■ WHAT IS EXPECTED:
Identify each line in the items below that contains the word "Outstanding", and reproduce those lines in full.

■ AVAILABLE DATA:

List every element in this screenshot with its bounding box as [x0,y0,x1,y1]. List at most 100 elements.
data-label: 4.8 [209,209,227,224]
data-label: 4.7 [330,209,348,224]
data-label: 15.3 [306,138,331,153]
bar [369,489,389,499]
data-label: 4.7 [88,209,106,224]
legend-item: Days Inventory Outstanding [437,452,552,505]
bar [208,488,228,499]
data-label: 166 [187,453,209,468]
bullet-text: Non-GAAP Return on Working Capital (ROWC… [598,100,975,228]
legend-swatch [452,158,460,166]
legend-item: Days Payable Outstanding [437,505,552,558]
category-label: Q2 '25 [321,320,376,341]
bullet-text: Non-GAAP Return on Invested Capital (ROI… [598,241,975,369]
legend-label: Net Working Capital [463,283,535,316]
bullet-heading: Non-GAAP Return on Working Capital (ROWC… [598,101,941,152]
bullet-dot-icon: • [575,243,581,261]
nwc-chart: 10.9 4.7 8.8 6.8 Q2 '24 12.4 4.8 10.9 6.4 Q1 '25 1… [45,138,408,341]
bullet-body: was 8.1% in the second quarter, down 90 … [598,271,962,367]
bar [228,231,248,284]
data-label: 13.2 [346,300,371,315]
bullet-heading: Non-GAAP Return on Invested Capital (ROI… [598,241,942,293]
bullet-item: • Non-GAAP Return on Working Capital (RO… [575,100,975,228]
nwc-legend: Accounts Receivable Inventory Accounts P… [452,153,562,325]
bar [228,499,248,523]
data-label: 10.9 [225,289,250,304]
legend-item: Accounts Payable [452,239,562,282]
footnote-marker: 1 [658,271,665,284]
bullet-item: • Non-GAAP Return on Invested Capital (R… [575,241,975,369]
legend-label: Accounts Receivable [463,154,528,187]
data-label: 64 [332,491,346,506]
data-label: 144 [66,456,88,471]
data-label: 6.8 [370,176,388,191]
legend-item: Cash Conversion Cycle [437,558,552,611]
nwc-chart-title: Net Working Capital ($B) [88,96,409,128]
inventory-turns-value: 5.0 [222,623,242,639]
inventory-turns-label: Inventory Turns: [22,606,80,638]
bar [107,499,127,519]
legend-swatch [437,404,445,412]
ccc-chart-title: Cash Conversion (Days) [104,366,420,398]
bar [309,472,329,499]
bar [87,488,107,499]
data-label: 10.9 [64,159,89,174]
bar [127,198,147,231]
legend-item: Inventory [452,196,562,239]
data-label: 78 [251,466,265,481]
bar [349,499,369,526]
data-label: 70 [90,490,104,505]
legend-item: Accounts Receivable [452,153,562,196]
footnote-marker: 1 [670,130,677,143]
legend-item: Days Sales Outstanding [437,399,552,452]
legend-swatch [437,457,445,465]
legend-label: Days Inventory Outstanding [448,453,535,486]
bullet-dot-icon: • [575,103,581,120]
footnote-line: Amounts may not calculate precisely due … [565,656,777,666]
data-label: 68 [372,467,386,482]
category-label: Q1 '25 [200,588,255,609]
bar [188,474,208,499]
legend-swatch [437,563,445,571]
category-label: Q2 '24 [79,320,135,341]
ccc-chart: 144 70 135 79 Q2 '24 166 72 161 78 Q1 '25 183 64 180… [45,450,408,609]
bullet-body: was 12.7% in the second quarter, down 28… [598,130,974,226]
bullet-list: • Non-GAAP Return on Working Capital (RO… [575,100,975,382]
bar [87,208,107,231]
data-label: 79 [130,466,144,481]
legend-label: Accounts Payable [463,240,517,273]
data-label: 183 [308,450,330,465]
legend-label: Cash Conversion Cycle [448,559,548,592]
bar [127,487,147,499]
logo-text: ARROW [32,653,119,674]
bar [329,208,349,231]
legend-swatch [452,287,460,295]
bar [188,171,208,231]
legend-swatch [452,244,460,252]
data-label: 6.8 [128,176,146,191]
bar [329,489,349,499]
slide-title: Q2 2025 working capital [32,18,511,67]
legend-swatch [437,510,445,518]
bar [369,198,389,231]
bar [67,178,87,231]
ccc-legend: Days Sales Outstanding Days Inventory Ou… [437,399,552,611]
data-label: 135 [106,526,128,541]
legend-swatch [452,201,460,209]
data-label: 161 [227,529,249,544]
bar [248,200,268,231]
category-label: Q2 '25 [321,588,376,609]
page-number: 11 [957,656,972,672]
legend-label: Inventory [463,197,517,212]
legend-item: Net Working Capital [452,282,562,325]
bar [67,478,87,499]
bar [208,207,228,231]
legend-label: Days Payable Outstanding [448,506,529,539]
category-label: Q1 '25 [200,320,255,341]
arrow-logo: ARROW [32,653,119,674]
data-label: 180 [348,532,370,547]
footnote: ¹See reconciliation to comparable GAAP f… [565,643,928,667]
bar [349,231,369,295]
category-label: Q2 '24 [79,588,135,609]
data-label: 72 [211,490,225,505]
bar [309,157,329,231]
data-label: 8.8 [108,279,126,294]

■ FULL ANSWER:
legend-item: Days Inventory Outstanding [437,452,552,505]
legend-item: Days Payable Outstanding [437,505,552,558]
legend-item: Days Sales Outstanding [437,399,552,452]
legend-label: Days Inventory Outstanding [448,453,535,486]
ccc-legend: Days Sales Outstanding Days Inventory Ou… [437,399,552,611]
legend-label: Days Payable Outstanding [448,506,529,539]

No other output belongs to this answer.